Repeat the records below exactly, leaving out every picture.

------------------------------------

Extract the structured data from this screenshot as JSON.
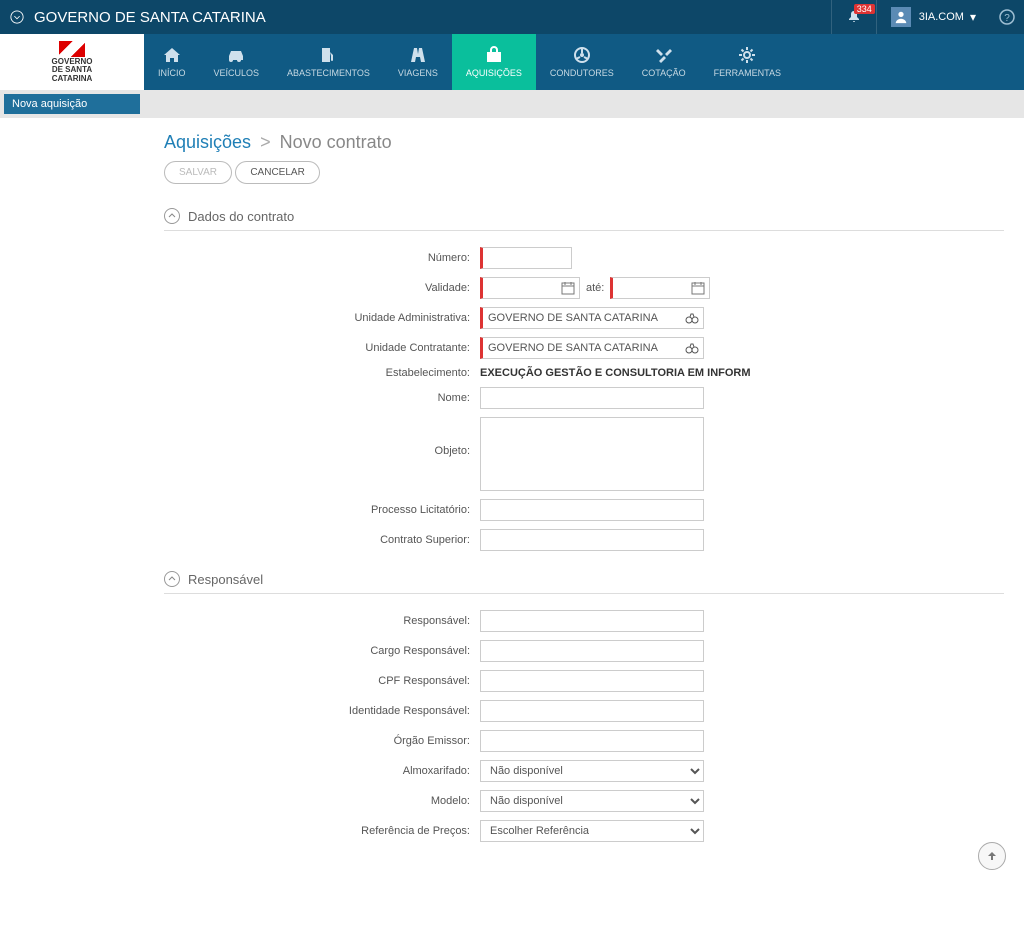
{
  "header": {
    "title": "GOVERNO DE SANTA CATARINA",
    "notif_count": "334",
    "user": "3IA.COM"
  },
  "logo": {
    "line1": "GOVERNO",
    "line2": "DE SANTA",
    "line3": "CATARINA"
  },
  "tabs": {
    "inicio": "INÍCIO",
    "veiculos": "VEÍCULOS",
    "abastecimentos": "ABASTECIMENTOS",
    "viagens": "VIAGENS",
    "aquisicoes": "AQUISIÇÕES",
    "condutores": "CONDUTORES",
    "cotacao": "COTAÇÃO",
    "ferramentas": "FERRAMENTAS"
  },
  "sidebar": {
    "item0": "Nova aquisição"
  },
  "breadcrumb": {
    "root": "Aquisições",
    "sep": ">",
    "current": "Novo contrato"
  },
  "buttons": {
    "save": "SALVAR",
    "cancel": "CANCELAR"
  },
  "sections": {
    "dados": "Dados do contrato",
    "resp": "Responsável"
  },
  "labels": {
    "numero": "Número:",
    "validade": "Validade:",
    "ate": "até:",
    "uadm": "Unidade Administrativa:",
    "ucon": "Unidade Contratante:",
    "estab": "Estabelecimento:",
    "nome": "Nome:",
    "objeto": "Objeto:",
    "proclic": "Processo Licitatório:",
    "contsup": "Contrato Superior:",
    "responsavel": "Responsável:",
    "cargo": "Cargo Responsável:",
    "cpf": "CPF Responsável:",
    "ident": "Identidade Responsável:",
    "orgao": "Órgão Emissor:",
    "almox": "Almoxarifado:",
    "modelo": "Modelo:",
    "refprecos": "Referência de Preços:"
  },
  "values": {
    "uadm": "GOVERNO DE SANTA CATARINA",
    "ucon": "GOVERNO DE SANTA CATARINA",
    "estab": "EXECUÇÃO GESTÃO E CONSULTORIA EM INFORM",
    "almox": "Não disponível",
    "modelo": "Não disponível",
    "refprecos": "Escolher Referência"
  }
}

------------------------------------

WRITTEN REPLY:
Extract the structured data from this screenshot as JSON.
{
  "header": {
    "title": "GOVERNO DE SANTA CATARINA",
    "notif_count": "334",
    "user": "3IA.COM"
  },
  "logo": {
    "line1": "GOVERNO",
    "line2": "DE SANTA",
    "line3": "CATARINA"
  },
  "tabs": {
    "inicio": "INÍCIO",
    "veiculos": "VEÍCULOS",
    "abastecimentos": "ABASTECIMENTOS",
    "viagens": "VIAGENS",
    "aquisicoes": "AQUISIÇÕES",
    "condutores": "CONDUTORES",
    "cotacao": "COTAÇÃO",
    "ferramentas": "FERRAMENTAS"
  },
  "sidebar": {
    "item0": "Nova aquisição"
  },
  "breadcrumb": {
    "root": "Aquisições",
    "sep": ">",
    "current": "Novo contrato"
  },
  "buttons": {
    "save": "SALVAR",
    "cancel": "CANCELAR"
  },
  "sections": {
    "dados": "Dados do contrato",
    "resp": "Responsável"
  },
  "labels": {
    "numero": "Número:",
    "validade": "Validade:",
    "ate": "até:",
    "uadm": "Unidade Administrativa:",
    "ucon": "Unidade Contratante:",
    "estab": "Estabelecimento:",
    "nome": "Nome:",
    "objeto": "Objeto:",
    "proclic": "Processo Licitatório:",
    "contsup": "Contrato Superior:",
    "responsavel": "Responsável:",
    "cargo": "Cargo Responsável:",
    "cpf": "CPF Responsável:",
    "ident": "Identidade Responsável:",
    "orgao": "Órgão Emissor:",
    "almox": "Almoxarifado:",
    "modelo": "Modelo:",
    "refprecos": "Referência de Preços:"
  },
  "values": {
    "uadm": "GOVERNO DE SANTA CATARINA",
    "ucon": "GOVERNO DE SANTA CATARINA",
    "estab": "EXECUÇÃO GESTÃO E CONSULTORIA EM INFORM",
    "almox": "Não disponível",
    "modelo": "Não disponível",
    "refprecos": "Escolher Referência"
  }
}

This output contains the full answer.